## Stated problem
Quote the whole listing verbatim.

###

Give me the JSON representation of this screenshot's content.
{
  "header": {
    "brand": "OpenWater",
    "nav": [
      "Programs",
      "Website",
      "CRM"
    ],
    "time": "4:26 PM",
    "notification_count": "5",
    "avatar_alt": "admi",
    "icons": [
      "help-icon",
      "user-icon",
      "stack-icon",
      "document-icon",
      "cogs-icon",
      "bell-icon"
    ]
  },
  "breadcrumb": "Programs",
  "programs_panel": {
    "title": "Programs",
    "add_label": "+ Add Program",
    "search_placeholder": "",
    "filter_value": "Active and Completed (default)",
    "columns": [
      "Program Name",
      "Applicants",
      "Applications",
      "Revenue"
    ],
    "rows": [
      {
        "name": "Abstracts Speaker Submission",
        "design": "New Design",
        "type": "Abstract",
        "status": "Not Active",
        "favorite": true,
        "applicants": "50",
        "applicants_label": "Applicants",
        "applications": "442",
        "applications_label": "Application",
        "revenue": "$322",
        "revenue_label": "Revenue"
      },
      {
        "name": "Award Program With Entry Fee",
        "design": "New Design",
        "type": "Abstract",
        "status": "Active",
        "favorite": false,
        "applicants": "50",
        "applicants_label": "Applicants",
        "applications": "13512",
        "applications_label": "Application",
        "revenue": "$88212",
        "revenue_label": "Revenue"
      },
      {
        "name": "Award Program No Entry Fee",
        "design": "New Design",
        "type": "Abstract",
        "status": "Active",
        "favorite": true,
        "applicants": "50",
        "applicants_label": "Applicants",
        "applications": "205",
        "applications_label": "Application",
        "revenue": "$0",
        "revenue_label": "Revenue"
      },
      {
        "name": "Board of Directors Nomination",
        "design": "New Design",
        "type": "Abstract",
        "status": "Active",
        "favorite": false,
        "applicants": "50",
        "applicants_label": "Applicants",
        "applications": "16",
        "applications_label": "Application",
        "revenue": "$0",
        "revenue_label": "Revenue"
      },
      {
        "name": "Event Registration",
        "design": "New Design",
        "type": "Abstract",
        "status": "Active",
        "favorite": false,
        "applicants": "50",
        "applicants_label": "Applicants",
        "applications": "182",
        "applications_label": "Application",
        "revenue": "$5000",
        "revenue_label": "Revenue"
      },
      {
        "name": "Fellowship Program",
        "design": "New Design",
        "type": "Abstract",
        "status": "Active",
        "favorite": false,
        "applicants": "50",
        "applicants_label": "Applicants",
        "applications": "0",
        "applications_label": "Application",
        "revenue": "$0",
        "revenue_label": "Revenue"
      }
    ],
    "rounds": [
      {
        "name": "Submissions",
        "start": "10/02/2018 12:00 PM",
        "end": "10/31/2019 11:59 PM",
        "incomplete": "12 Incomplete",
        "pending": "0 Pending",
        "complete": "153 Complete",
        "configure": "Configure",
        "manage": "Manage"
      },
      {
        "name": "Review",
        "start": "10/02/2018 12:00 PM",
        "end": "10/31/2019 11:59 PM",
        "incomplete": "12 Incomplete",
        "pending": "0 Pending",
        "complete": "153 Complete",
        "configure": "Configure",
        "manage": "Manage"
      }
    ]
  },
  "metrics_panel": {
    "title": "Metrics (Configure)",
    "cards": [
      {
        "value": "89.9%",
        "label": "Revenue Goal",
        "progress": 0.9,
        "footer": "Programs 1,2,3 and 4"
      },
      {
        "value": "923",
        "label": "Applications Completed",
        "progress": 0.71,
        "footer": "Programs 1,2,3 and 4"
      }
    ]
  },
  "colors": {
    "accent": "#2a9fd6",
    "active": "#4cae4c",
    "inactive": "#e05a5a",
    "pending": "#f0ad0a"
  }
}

###

## Result below
Give me the JSON representation of this screenshot's content.
{
  "header": {
    "brand": "OpenWater",
    "nav": [
      "Programs",
      "Website",
      "CRM"
    ],
    "time": "4:26 PM",
    "notification_count": "5",
    "avatar_alt": "admi",
    "icons": [
      "help-icon",
      "user-icon",
      "stack-icon",
      "document-icon",
      "cogs-icon",
      "bell-icon"
    ]
  },
  "breadcrumb": "Programs",
  "programs_panel": {
    "title": "Programs",
    "add_label": "+ Add Program",
    "search_placeholder": "",
    "filter_value": "Active and Completed (default)",
    "columns": [
      "Program Name",
      "Applicants",
      "Applications",
      "Revenue"
    ],
    "rows": [
      {
        "name": "Abstracts Speaker Submission",
        "design": "New Design",
        "type": "Abstract",
        "status": "Not Active",
        "favorite": true,
        "applicants": "50",
        "applicants_label": "Applicants",
        "applications": "442",
        "applications_label": "Application",
        "revenue": "$322",
        "revenue_label": "Revenue"
      },
      {
        "name": "Award Program With Entry Fee",
        "design": "New Design",
        "type": "Abstract",
        "status": "Active",
        "favorite": false,
        "applicants": "50",
        "applicants_label": "Applicants",
        "applications": "13512",
        "applications_label": "Application",
        "revenue": "$88212",
        "revenue_label": "Revenue"
      },
      {
        "name": "Award Program No Entry Fee",
        "design": "New Design",
        "type": "Abstract",
        "status": "Active",
        "favorite": true,
        "applicants": "50",
        "applicants_label": "Applicants",
        "applications": "205",
        "applications_label": "Application",
        "revenue": "$0",
        "revenue_label": "Revenue"
      },
      {
        "name": "Board of Directors Nomination",
        "design": "New Design",
        "type": "Abstract",
        "status": "Active",
        "favorite": false,
        "applicants": "50",
        "applicants_label": "Applicants",
        "applications": "16",
        "applications_label": "Application",
        "revenue": "$0",
        "revenue_label": "Revenue"
      },
      {
        "name": "Event Registration",
        "design": "New Design",
        "type": "Abstract",
        "status": "Active",
        "favorite": false,
        "applicants": "50",
        "applicants_label": "Applicants",
        "applications": "182",
        "applications_label": "Application",
        "revenue": "$5000",
        "revenue_label": "Revenue"
      },
      {
        "name": "Fellowship Program",
        "design": "New Design",
        "type": "Abstract",
        "status": "Active",
        "favorite": false,
        "applicants": "50",
        "applicants_label": "Applicants",
        "applications": "0",
        "applications_label": "Application",
        "revenue": "$0",
        "revenue_label": "Revenue"
      }
    ],
    "rounds": [
      {
        "name": "Submissions",
        "start": "10/02/2018 12:00 PM",
        "end": "10/31/2019 11:59 PM",
        "incomplete": "12 Incomplete",
        "pending": "0 Pending",
        "complete": "153 Complete",
        "configure": "Configure",
        "manage": "Manage"
      },
      {
        "name": "Review",
        "start": "10/02/2018 12:00 PM",
        "end": "10/31/2019 11:59 PM",
        "incomplete": "12 Incomplete",
        "pending": "0 Pending",
        "complete": "153 Complete",
        "configure": "Configure",
        "manage": "Manage"
      }
    ]
  },
  "metrics_panel": {
    "title": "Metrics (Configure)",
    "cards": [
      {
        "value": "89.9%",
        "label": "Revenue Goal",
        "progress": 0.9,
        "footer": "Programs 1,2,3 and 4"
      },
      {
        "value": "923",
        "label": "Applications Completed",
        "progress": 0.71,
        "footer": "Programs 1,2,3 and 4"
      }
    ]
  },
  "colors": {
    "accent": "#2a9fd6",
    "active": "#4cae4c",
    "inactive": "#e05a5a",
    "pending": "#f0ad0a"
  }
}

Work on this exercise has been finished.